[Begin Dataset extract]
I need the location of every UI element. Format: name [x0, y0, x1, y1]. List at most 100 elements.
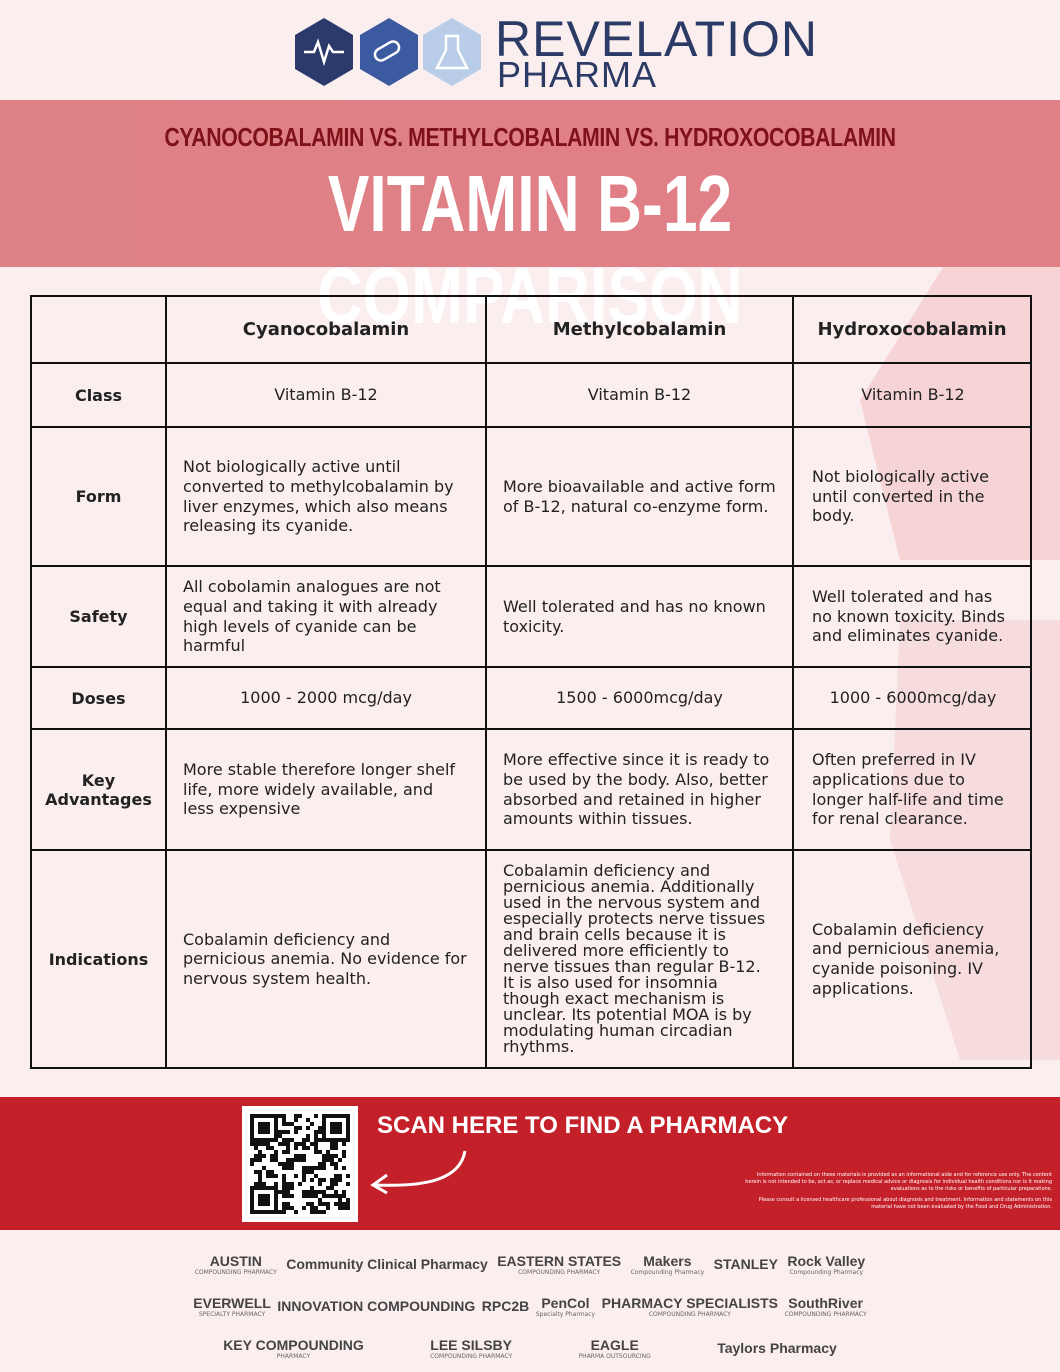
[End Dataset extract]
[Begin Dataset extract]
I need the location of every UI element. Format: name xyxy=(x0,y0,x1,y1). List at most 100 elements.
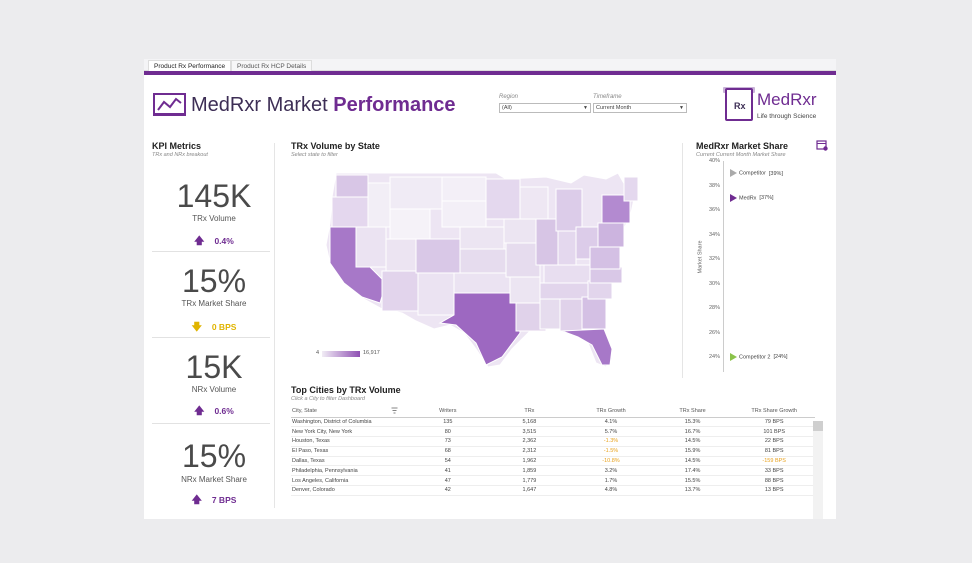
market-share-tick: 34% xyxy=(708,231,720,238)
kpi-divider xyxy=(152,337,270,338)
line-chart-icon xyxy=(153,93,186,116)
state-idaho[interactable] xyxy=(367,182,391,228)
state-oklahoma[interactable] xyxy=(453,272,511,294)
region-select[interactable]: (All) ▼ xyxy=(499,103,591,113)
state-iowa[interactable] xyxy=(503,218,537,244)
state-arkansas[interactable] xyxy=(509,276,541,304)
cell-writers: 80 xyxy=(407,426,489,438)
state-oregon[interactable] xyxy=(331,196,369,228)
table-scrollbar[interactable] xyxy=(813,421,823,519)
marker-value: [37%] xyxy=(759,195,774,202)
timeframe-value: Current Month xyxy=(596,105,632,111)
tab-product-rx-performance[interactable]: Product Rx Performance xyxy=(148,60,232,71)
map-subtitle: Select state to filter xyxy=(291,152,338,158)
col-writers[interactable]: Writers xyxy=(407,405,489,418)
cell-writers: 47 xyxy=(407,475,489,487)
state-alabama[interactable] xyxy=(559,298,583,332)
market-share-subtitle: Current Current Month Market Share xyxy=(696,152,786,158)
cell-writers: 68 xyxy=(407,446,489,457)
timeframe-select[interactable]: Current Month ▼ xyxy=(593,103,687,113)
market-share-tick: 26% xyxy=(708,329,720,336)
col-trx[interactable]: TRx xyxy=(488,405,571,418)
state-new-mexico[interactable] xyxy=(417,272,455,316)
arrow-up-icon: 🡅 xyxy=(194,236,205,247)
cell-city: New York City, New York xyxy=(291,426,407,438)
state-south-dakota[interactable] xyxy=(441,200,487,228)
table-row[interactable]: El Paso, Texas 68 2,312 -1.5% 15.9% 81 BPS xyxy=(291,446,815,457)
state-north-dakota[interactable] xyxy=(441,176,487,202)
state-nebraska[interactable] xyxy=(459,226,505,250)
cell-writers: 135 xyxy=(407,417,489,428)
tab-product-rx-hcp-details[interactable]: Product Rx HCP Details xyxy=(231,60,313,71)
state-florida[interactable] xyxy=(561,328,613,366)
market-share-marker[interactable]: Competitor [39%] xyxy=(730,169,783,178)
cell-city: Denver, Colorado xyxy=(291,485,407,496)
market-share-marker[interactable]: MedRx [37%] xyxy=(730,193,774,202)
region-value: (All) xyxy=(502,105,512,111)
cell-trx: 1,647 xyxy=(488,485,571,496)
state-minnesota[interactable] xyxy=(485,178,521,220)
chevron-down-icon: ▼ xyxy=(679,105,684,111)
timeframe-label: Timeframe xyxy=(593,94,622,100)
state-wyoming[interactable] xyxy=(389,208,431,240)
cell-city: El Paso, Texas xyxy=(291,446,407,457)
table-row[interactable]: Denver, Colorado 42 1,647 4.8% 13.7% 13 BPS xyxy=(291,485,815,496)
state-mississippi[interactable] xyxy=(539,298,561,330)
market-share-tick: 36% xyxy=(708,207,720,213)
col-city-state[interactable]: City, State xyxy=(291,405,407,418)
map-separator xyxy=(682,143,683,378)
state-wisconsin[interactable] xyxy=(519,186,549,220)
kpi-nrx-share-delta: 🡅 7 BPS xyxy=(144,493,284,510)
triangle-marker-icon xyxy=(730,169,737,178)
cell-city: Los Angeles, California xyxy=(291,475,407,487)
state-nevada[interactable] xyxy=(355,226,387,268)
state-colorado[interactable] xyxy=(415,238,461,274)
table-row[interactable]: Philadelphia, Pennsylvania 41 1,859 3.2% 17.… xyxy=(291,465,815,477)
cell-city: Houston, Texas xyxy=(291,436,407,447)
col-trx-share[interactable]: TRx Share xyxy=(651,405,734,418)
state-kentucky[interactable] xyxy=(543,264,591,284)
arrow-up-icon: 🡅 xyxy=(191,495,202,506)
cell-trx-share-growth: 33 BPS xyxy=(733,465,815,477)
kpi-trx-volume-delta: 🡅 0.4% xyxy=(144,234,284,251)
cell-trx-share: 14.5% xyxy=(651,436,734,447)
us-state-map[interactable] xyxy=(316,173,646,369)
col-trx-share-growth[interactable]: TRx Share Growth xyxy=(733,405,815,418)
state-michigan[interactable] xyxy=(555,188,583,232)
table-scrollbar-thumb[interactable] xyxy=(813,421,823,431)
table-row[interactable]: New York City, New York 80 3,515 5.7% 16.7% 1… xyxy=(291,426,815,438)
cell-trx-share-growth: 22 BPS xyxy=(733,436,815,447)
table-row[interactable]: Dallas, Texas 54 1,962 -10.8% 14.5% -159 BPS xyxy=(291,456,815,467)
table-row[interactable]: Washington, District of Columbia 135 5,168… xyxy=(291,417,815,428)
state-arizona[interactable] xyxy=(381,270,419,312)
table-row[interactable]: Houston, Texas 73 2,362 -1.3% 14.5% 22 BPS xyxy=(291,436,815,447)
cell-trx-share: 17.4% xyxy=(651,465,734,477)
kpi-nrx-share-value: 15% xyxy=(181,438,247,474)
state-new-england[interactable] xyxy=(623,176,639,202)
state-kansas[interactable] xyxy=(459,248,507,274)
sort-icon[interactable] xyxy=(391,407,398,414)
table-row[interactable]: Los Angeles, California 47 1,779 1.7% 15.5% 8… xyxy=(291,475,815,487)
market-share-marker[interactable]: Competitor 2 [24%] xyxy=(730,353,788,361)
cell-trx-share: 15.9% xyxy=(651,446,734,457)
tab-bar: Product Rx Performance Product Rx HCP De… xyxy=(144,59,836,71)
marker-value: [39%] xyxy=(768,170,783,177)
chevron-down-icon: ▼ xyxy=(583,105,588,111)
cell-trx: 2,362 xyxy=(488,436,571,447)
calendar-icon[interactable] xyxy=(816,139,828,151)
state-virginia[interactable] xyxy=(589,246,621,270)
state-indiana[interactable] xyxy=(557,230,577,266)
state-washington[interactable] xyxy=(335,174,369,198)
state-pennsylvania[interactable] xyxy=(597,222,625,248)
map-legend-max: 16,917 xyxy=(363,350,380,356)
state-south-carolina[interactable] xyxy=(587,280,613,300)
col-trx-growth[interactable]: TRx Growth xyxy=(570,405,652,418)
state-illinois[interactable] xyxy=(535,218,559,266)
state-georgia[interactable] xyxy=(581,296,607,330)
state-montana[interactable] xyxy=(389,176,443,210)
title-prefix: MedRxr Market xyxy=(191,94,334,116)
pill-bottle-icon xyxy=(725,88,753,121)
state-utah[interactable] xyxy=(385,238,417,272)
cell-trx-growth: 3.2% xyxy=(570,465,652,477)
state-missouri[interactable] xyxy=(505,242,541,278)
[End Dataset extract]
Exercise details —
Please reproduce the lines of the items above from the line with "xyxy=(x0,y0,x1,y1). List at most 100 elements." to the line with "state-oklahoma[interactable] xyxy=(453,272,511,294)", including both of those lines, and leave the pictures out of your answer.

Answer below —
I need the location of every UI element. Format: name xyxy=(x0,y0,x1,y1). List at most 100 elements.
market-share-tick: 34% xyxy=(708,231,720,238)
kpi-divider xyxy=(152,337,270,338)
line-chart-icon xyxy=(153,93,186,116)
state-idaho[interactable] xyxy=(367,182,391,228)
state-oklahoma[interactable] xyxy=(453,272,511,294)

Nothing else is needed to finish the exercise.